+++ MATERIAL FOR THIS EXERCISE +++
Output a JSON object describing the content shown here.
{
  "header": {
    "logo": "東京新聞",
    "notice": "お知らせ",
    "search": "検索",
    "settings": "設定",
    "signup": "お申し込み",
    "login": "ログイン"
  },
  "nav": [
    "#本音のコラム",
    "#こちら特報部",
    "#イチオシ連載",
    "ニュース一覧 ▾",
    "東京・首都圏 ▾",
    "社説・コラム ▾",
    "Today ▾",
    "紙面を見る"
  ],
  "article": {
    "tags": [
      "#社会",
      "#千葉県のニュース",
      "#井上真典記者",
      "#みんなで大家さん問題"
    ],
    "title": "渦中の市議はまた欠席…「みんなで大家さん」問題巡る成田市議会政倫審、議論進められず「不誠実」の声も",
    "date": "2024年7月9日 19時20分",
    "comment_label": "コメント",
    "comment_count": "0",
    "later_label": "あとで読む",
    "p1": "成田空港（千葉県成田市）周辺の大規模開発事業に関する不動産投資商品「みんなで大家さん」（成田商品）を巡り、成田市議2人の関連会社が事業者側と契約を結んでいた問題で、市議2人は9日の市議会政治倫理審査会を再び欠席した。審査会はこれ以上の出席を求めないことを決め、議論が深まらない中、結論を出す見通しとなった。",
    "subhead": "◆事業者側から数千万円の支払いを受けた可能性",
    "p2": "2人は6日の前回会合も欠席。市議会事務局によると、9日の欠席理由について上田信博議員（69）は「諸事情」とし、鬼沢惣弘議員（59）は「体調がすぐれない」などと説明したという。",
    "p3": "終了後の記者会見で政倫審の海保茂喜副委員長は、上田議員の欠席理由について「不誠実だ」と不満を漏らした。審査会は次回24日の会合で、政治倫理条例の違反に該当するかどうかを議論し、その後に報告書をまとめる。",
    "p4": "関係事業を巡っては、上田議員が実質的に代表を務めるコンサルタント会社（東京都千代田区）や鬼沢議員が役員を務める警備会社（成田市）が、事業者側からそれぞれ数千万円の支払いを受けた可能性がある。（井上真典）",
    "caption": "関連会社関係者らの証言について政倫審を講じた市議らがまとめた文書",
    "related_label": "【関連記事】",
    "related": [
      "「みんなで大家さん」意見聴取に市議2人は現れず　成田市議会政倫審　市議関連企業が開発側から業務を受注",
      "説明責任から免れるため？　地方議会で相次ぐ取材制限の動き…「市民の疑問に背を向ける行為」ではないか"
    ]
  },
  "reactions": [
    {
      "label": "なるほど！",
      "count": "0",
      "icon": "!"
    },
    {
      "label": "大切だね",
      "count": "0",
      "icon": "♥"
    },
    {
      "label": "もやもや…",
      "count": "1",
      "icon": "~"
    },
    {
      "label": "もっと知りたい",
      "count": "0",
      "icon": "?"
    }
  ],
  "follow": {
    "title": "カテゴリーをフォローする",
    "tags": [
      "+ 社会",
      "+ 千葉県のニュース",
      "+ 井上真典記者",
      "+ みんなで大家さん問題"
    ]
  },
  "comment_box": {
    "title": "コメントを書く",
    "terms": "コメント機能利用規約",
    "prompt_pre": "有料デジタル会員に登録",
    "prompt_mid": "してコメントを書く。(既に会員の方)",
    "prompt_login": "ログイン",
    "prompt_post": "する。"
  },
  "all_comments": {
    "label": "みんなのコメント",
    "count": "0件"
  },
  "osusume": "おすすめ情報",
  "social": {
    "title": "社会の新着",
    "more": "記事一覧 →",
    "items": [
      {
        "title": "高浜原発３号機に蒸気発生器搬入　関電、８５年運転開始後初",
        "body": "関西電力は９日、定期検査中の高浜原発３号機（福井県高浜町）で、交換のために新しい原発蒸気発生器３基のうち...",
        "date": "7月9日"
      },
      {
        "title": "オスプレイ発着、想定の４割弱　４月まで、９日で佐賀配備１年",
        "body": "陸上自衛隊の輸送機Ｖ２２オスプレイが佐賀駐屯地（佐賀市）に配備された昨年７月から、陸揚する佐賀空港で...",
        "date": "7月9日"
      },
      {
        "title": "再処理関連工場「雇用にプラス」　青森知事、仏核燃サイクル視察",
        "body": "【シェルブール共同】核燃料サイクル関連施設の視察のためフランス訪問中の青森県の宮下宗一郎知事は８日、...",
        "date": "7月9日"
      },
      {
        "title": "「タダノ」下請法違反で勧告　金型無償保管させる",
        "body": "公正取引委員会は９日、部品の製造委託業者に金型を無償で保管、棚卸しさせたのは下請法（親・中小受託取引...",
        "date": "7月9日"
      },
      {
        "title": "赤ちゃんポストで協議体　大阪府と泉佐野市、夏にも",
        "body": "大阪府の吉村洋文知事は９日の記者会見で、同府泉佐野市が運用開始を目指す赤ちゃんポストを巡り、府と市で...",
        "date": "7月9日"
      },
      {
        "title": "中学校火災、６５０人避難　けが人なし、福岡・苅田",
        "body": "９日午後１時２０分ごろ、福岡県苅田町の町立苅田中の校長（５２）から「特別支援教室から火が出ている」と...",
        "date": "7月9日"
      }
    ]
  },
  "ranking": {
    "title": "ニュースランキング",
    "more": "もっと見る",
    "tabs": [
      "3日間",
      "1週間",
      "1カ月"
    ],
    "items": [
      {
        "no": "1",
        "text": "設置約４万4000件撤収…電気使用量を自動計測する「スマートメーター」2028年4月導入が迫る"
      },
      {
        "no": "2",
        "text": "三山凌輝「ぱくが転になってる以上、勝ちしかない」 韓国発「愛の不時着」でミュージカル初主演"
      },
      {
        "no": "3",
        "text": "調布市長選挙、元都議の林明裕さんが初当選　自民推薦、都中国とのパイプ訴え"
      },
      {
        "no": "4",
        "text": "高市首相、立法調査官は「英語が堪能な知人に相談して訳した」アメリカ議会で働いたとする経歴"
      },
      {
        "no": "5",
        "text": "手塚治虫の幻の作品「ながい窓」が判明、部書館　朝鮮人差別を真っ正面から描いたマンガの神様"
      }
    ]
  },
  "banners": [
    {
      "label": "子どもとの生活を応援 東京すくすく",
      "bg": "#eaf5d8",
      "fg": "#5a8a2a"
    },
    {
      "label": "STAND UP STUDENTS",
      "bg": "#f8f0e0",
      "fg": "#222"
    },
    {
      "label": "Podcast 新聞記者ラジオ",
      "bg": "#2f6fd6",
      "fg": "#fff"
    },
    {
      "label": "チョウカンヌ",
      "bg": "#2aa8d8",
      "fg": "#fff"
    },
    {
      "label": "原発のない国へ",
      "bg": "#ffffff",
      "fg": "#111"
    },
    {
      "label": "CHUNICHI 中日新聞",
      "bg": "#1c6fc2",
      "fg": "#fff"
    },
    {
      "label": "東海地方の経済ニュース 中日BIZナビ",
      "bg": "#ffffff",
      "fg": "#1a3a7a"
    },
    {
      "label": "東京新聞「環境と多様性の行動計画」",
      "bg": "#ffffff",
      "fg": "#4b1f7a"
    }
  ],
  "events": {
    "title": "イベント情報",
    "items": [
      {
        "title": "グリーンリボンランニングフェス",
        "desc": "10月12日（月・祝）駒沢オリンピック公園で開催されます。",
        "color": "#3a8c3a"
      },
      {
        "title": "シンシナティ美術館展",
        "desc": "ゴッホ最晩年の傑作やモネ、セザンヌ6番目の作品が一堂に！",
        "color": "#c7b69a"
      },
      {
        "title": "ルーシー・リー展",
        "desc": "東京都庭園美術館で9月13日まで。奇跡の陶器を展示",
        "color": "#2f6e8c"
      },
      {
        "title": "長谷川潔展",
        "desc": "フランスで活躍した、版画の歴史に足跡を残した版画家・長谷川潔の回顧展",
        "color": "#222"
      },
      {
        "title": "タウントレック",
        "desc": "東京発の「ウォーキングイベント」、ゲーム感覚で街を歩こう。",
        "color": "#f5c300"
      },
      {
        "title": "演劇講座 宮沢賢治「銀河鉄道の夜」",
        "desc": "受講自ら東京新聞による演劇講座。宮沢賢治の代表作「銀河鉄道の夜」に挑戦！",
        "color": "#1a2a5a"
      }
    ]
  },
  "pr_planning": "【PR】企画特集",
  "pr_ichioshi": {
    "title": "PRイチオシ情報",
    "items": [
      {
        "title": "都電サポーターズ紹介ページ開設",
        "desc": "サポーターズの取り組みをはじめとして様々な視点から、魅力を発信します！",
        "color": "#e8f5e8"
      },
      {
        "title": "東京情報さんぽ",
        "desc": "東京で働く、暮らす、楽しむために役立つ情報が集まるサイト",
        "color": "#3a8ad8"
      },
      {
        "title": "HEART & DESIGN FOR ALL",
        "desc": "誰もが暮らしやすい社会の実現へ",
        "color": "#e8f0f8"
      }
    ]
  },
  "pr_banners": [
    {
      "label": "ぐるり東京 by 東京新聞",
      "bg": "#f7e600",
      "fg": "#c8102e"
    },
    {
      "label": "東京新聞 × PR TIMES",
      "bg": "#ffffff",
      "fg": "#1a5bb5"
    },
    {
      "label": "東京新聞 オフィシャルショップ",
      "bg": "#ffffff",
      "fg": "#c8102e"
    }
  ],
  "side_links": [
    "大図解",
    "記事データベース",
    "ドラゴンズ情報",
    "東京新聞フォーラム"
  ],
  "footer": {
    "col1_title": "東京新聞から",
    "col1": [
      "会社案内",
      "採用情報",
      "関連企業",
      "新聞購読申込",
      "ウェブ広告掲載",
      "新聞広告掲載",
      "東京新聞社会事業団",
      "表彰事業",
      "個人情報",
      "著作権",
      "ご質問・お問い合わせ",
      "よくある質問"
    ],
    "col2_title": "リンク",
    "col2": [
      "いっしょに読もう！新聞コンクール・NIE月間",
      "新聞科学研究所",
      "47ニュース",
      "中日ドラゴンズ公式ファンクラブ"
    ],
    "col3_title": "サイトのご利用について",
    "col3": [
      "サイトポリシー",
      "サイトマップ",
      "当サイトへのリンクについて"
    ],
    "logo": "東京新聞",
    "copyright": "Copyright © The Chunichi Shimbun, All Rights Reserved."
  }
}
+++
» **BRIEF**: Where a line above contains the word "color", copy that line.

» **SOLUTION FOR THIS TASK**:
        "color": "#3a8c3a"
        "color": "#c7b69a"
        "color": "#2f6e8c"
        "color": "#222"
        "color": "#f5c300"
        "color": "#1a2a5a"
        "color": "#e8f5e8"
        "color": "#3a8ad8"
        "color": "#e8f0f8"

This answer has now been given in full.